→ **Problem to solve**: Isolate every line in the data with the string "있습니다" and copy it.

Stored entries
══════════

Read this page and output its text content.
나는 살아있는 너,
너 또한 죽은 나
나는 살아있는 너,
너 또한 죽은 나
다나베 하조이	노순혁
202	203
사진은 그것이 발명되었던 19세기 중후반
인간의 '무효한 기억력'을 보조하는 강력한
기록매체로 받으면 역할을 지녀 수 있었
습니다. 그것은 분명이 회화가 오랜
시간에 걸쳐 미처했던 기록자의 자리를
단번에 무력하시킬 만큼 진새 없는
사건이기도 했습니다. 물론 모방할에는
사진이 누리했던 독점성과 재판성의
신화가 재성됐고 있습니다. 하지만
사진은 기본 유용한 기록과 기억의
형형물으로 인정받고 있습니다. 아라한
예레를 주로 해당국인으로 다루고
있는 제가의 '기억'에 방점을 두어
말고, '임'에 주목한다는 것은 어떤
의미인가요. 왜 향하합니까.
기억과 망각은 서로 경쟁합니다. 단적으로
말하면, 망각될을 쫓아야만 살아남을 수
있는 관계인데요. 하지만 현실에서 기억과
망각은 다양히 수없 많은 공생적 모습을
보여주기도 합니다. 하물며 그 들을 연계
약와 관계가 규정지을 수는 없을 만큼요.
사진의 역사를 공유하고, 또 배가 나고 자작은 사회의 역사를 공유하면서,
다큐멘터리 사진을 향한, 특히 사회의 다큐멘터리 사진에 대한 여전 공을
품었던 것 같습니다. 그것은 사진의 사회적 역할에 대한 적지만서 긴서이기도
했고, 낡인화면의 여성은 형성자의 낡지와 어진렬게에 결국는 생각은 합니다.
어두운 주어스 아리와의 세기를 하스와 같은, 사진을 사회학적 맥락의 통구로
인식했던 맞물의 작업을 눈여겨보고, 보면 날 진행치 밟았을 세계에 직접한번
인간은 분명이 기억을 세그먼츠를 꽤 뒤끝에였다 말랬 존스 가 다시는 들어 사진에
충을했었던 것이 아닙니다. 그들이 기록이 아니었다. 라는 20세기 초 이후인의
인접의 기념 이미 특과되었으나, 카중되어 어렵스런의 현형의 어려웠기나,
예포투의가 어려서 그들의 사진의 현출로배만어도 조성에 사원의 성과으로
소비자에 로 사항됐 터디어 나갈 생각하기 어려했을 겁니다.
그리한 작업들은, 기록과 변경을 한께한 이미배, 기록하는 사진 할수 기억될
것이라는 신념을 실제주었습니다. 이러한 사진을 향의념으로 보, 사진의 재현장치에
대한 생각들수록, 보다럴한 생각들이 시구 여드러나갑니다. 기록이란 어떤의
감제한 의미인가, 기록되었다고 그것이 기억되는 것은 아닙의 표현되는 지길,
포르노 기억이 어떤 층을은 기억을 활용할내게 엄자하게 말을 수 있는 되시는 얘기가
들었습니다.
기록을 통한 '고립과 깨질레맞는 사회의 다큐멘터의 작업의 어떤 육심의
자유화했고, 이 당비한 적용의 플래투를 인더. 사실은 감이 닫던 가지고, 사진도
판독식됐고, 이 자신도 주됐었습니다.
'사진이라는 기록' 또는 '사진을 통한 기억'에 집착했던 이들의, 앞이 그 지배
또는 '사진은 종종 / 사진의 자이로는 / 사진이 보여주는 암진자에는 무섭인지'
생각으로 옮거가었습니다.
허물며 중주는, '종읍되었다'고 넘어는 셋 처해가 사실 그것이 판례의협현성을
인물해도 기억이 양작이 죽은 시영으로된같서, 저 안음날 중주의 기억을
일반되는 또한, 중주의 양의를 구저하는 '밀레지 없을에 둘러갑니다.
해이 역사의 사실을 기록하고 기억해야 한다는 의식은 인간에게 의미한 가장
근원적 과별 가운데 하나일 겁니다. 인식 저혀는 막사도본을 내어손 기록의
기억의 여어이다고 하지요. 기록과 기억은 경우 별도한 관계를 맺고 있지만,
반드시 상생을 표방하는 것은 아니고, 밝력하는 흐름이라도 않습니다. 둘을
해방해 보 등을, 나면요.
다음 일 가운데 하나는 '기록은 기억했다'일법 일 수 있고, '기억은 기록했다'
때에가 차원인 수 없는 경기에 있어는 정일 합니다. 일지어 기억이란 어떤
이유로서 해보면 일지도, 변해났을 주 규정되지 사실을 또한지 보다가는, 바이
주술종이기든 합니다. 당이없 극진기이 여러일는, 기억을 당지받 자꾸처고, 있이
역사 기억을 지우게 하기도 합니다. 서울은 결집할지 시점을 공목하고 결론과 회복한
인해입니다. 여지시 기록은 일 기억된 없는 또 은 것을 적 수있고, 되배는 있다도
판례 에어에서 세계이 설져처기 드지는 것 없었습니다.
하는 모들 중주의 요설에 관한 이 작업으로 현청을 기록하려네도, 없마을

══════════

→ **Solution for this exercise**:
신화가 재성됐고 있습니다. 하지만
형형물으로 인정받고 있습니다. 아라한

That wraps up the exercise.